Set exercise
Return every entry exactly as written.
=== Data for this task ===
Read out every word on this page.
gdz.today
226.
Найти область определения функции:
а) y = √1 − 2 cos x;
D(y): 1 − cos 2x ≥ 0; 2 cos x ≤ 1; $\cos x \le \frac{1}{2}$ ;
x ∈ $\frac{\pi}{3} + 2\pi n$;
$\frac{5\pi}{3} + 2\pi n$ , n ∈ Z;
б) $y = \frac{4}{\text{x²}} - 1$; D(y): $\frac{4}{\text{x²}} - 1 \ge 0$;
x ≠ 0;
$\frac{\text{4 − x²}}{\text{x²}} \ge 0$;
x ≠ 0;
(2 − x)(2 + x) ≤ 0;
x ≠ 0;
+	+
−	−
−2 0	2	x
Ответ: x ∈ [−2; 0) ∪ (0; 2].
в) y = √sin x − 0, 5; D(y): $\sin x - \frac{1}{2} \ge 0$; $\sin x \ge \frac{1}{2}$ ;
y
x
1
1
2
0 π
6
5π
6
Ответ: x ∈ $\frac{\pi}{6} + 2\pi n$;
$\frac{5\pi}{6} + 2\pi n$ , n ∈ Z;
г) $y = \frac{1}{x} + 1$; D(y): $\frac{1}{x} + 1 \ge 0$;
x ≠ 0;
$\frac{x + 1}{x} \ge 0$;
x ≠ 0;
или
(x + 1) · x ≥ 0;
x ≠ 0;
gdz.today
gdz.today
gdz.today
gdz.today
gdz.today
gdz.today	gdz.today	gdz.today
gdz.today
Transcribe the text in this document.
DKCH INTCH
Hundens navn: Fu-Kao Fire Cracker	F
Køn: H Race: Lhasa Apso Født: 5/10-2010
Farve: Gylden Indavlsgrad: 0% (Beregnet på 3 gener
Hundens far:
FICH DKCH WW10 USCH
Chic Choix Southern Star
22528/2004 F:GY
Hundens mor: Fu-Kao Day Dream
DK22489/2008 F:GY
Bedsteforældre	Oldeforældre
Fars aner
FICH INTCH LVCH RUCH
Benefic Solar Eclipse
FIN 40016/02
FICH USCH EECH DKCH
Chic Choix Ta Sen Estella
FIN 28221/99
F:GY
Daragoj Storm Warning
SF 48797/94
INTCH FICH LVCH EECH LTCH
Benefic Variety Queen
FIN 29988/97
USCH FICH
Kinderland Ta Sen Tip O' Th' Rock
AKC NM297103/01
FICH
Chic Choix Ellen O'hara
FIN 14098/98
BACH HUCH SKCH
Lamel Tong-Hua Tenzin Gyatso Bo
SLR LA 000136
===
In response
Read out every word on this page.
gdz.today
226.
Найти область определения функции:
а) y = √1 − 2 cos x;
D(y): 1 − cos 2x ≥ 0; 2 cos x ≤ 1; $\cos x \le \frac{1}{2}$ ;
x ∈ $\frac{\pi}{3} + 2\pi n$;
$\frac{5\pi}{3} + 2\pi n$ , n ∈ Z;
б) $y = \frac{4}{\text{x²}} - 1$; D(y): $\frac{4}{\text{x²}} - 1 \ge 0$;
x ≠ 0;
$\frac{\text{4 − x²}}{\text{x²}} \ge 0$;
x ≠ 0;
(2 − x)(2 + x) ≤ 0;
x ≠ 0;
+	+
−	−
−2 0	2	x
Ответ: x ∈ [−2; 0) ∪ (0; 2].
в) y = √sin x − 0, 5; D(y): $\sin x - \frac{1}{2} \ge 0$; $\sin x \ge \frac{1}{2}$ ;
y
x
1
1
2
0 π
6
5π
6
Ответ: x ∈ $\frac{\pi}{6} + 2\pi n$;
$\frac{5\pi}{6} + 2\pi n$ , n ∈ Z;
г) $y = \frac{1}{x} + 1$; D(y): $\frac{1}{x} + 1 \ge 0$;
x ≠ 0;
$\frac{x + 1}{x} \ge 0$;
x ≠ 0;
или
(x + 1) · x ≥ 0;
x ≠ 0;
gdz.today
gdz.today
gdz.today
gdz.today
gdz.today
gdz.today	gdz.today	gdz.today
gdz.today
Transcribe the text in this document.
DKCH INTCH
Hundens navn: Fu-Kao Fire Cracker	F
Køn: H Race: Lhasa Apso Født: 5/10-2010
Farve: Gylden Indavlsgrad: 0% (Beregnet på 3 gener
Hundens far:
FICH DKCH WW10 USCH
Chic Choix Southern Star
22528/2004 F:GY
Hundens mor: Fu-Kao Day Dream
DK22489/2008 F:GY
Bedsteforældre	Oldeforældre
Fars aner
FICH INTCH LVCH RUCH
Benefic Solar Eclipse
FIN 40016/02
FICH USCH EECH DKCH
Chic Choix Ta Sen Estella
FIN 28221/99
F:GY
Daragoj Storm Warning
SF 48797/94
INTCH FICH LVCH EECH LTCH
Benefic Variety Queen
FIN 29988/97
USCH FICH
Kinderland Ta Sen Tip O' Th' Rock
AKC NM297103/01
FICH
Chic Choix Ellen O'hara
FIN 14098/98
BACH HUCH SKCH
Lamel Tong-Hua Tenzin Gyatso Bo
SLR LA 000136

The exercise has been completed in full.